=== Dataset records ===

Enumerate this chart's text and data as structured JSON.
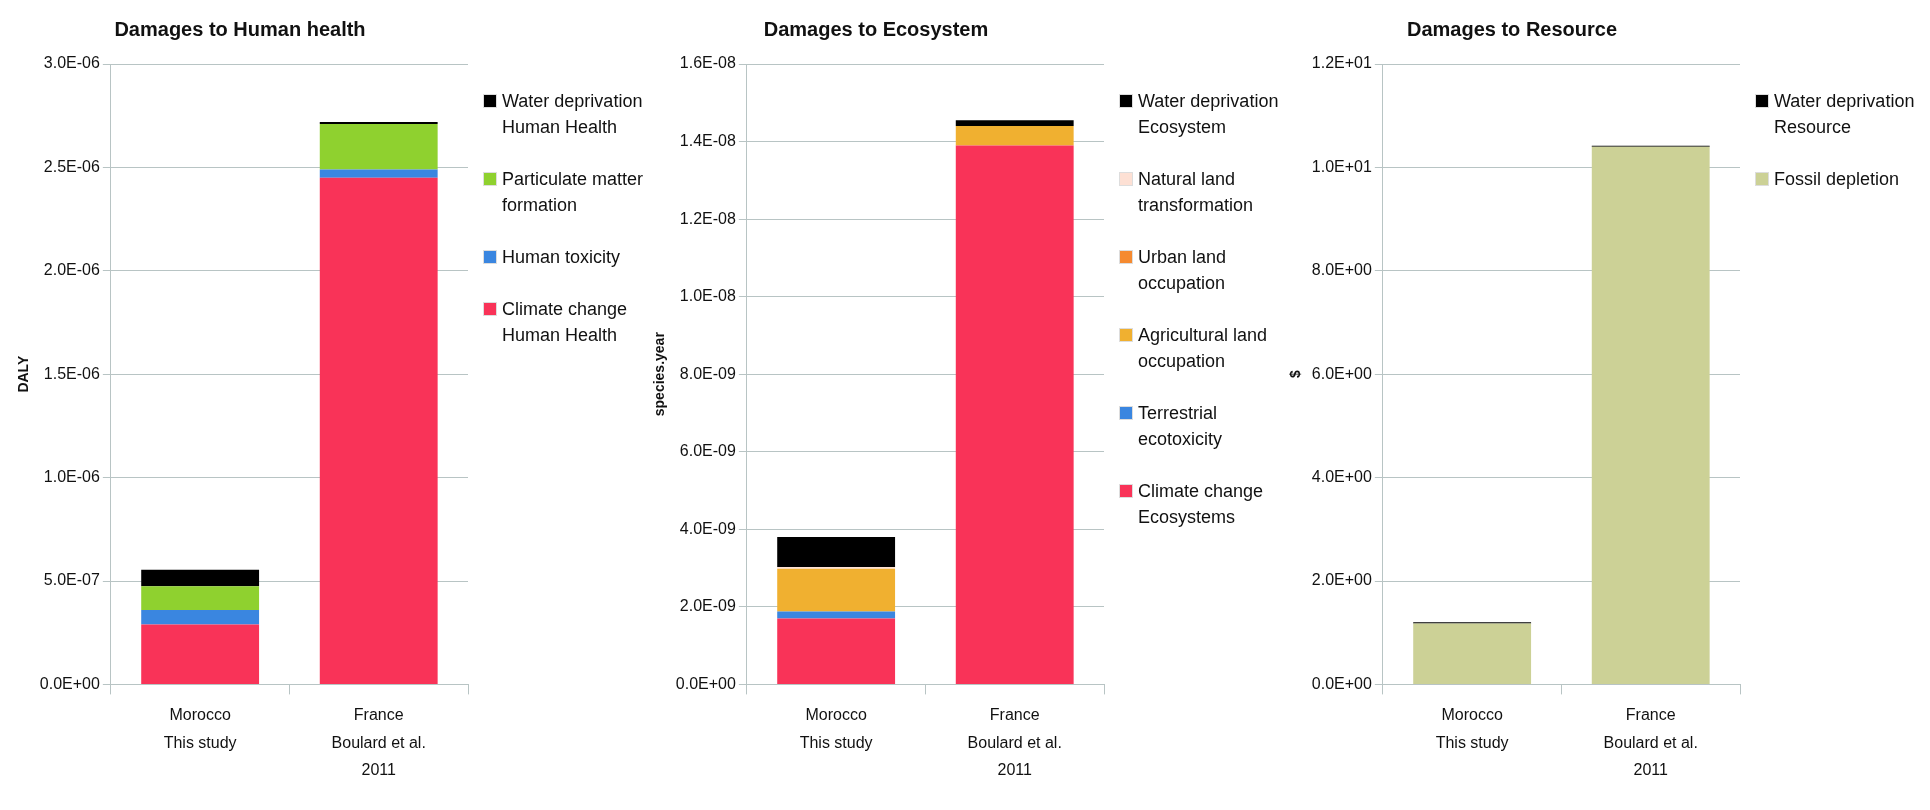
{
  "chart_data": [
    {
      "type": "bar",
      "title": "Damages to Human health",
      "ylabel": "DALY",
      "stacked": true,
      "grid": "y",
      "legend": "right",
      "categories": [
        "Morocco\nThis study",
        "France\nBoulard et al.\n2011"
      ],
      "ylim": [
        0,
        3e-06
      ],
      "yticks": [
        {
          "value": 0,
          "label": "0.0E+00"
        },
        {
          "value": 5e-07,
          "label": "5.0E-07"
        },
        {
          "value": 1e-06,
          "label": "1.0E-06"
        },
        {
          "value": 1.5e-06,
          "label": "1.5E-06"
        },
        {
          "value": 2e-06,
          "label": "2.0E-06"
        },
        {
          "value": 2.5e-06,
          "label": "2.5E-06"
        },
        {
          "value": 3e-06,
          "label": "3.0E-06"
        }
      ],
      "series": [
        {
          "name": "Climate change Human Health",
          "color": "#f93358",
          "values": [
            2.9e-07,
            2.45e-06
          ]
        },
        {
          "name": "Human toxicity",
          "color": "#3a86e0",
          "values": [
            7e-08,
            4e-08
          ]
        },
        {
          "name": "Particulate matter formation",
          "color": "#8fd12f",
          "values": [
            1.15e-07,
            2.2e-07
          ]
        },
        {
          "name": "Water deprivation Human Health",
          "color": "#000000",
          "values": [
            8e-08,
            1e-08
          ]
        }
      ]
    },
    {
      "type": "bar",
      "title": "Damages to Ecosystem",
      "ylabel": "species.year",
      "stacked": true,
      "grid": "y",
      "legend": "right",
      "categories": [
        "Morocco\nThis study",
        "France\nBoulard et al.\n2011"
      ],
      "ylim": [
        0,
        1.6e-08
      ],
      "yticks": [
        {
          "value": 0,
          "label": "0.0E+00"
        },
        {
          "value": 2e-09,
          "label": "2.0E-09"
        },
        {
          "value": 4e-09,
          "label": "4.0E-09"
        },
        {
          "value": 6e-09,
          "label": "6.0E-09"
        },
        {
          "value": 8e-09,
          "label": "8.0E-09"
        },
        {
          "value": 1e-08,
          "label": "1.0E-08"
        },
        {
          "value": 1.2e-08,
          "label": "1.2E-08"
        },
        {
          "value": 1.4e-08,
          "label": "1.4E-08"
        },
        {
          "value": 1.6e-08,
          "label": "1.6E-08"
        }
      ],
      "series": [
        {
          "name": "Climate change Ecosystems",
          "color": "#f93358",
          "values": [
            1.7e-09,
            1.39e-08
          ]
        },
        {
          "name": "Terrestrial ecotoxicity",
          "color": "#3a86e0",
          "values": [
            1.8e-10,
            null
          ]
        },
        {
          "name": "Agricultural land occupation",
          "color": "#f0b030",
          "values": [
            1.1e-09,
            5e-10
          ]
        },
        {
          "name": "Urban land occupation",
          "color": "#f58a30",
          "values": [
            0,
            0
          ]
        },
        {
          "name": "Natural land transformation",
          "color": "#fde0d4",
          "values": [
            5e-11,
            0
          ]
        },
        {
          "name": "Water deprivation Ecosystem",
          "color": "#000000",
          "values": [
            7.7e-10,
            1.5e-10
          ]
        }
      ]
    },
    {
      "type": "bar",
      "title": "Damages to Resource",
      "ylabel": "$",
      "stacked": true,
      "grid": "y",
      "legend": "right",
      "categories": [
        "Morocco\nThis study",
        "France\nBoulard et al.\n2011"
      ],
      "ylim": [
        0,
        12
      ],
      "yticks": [
        {
          "value": 0,
          "label": "0.0E+00"
        },
        {
          "value": 2,
          "label": "2.0E+00"
        },
        {
          "value": 4,
          "label": "4.0E+00"
        },
        {
          "value": 6,
          "label": "6.0E+00"
        },
        {
          "value": 8,
          "label": "8.0E+00"
        },
        {
          "value": 10,
          "label": "1.0E+01"
        },
        {
          "value": 12,
          "label": "1.2E+01"
        }
      ],
      "series": [
        {
          "name": "Fossil depletion",
          "color": "#ccd196",
          "values": [
            1.18,
            10.4
          ]
        },
        {
          "name": "Water deprivation Resource",
          "color": "#000000",
          "values": [
            0.02,
            0.02
          ]
        }
      ]
    }
  ]
}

===

Your objective: Repeat all the records above exactly, leaving out any pictures.

Solution to this task:
Enumerate this chart's text and data as structured JSON.
{
  "chart_data": [
    {
      "type": "bar",
      "title": "Damages to Human health",
      "ylabel": "DALY",
      "stacked": true,
      "grid": "y",
      "legend": "right",
      "categories": [
        "Morocco\nThis study",
        "France\nBoulard et al.\n2011"
      ],
      "ylim": [
        0,
        3e-06
      ],
      "yticks": [
        {
          "value": 0,
          "label": "0.0E+00"
        },
        {
          "value": 5e-07,
          "label": "5.0E-07"
        },
        {
          "value": 1e-06,
          "label": "1.0E-06"
        },
        {
          "value": 1.5e-06,
          "label": "1.5E-06"
        },
        {
          "value": 2e-06,
          "label": "2.0E-06"
        },
        {
          "value": 2.5e-06,
          "label": "2.5E-06"
        },
        {
          "value": 3e-06,
          "label": "3.0E-06"
        }
      ],
      "series": [
        {
          "name": "Climate change Human Health",
          "color": "#f93358",
          "values": [
            2.9e-07,
            2.45e-06
          ]
        },
        {
          "name": "Human toxicity",
          "color": "#3a86e0",
          "values": [
            7e-08,
            4e-08
          ]
        },
        {
          "name": "Particulate matter formation",
          "color": "#8fd12f",
          "values": [
            1.15e-07,
            2.2e-07
          ]
        },
        {
          "name": "Water deprivation Human Health",
          "color": "#000000",
          "values": [
            8e-08,
            1e-08
          ]
        }
      ]
    },
    {
      "type": "bar",
      "title": "Damages to Ecosystem",
      "ylabel": "species.year",
      "stacked": true,
      "grid": "y",
      "legend": "right",
      "categories": [
        "Morocco\nThis study",
        "France\nBoulard et al.\n2011"
      ],
      "ylim": [
        0,
        1.6e-08
      ],
      "yticks": [
        {
          "value": 0,
          "label": "0.0E+00"
        },
        {
          "value": 2e-09,
          "label": "2.0E-09"
        },
        {
          "value": 4e-09,
          "label": "4.0E-09"
        },
        {
          "value": 6e-09,
          "label": "6.0E-09"
        },
        {
          "value": 8e-09,
          "label": "8.0E-09"
        },
        {
          "value": 1e-08,
          "label": "1.0E-08"
        },
        {
          "value": 1.2e-08,
          "label": "1.2E-08"
        },
        {
          "value": 1.4e-08,
          "label": "1.4E-08"
        },
        {
          "value": 1.6e-08,
          "label": "1.6E-08"
        }
      ],
      "series": [
        {
          "name": "Climate change Ecosystems",
          "color": "#f93358",
          "values": [
            1.7e-09,
            1.39e-08
          ]
        },
        {
          "name": "Terrestrial ecotoxicity",
          "color": "#3a86e0",
          "values": [
            1.8e-10,
            null
          ]
        },
        {
          "name": "Agricultural land occupation",
          "color": "#f0b030",
          "values": [
            1.1e-09,
            5e-10
          ]
        },
        {
          "name": "Urban land occupation",
          "color": "#f58a30",
          "values": [
            0,
            0
          ]
        },
        {
          "name": "Natural land transformation",
          "color": "#fde0d4",
          "values": [
            5e-11,
            0
          ]
        },
        {
          "name": "Water deprivation Ecosystem",
          "color": "#000000",
          "values": [
            7.7e-10,
            1.5e-10
          ]
        }
      ]
    },
    {
      "type": "bar",
      "title": "Damages to Resource",
      "ylabel": "$",
      "stacked": true,
      "grid": "y",
      "legend": "right",
      "categories": [
        "Morocco\nThis study",
        "France\nBoulard et al.\n2011"
      ],
      "ylim": [
        0,
        12
      ],
      "yticks": [
        {
          "value": 0,
          "label": "0.0E+00"
        },
        {
          "value": 2,
          "label": "2.0E+00"
        },
        {
          "value": 4,
          "label": "4.0E+00"
        },
        {
          "value": 6,
          "label": "6.0E+00"
        },
        {
          "value": 8,
          "label": "8.0E+00"
        },
        {
          "value": 10,
          "label": "1.0E+01"
        },
        {
          "value": 12,
          "label": "1.2E+01"
        }
      ],
      "series": [
        {
          "name": "Fossil depletion",
          "color": "#ccd196",
          "values": [
            1.18,
            10.4
          ]
        },
        {
          "name": "Water deprivation Resource",
          "color": "#000000",
          "values": [
            0.02,
            0.02
          ]
        }
      ]
    }
  ]
}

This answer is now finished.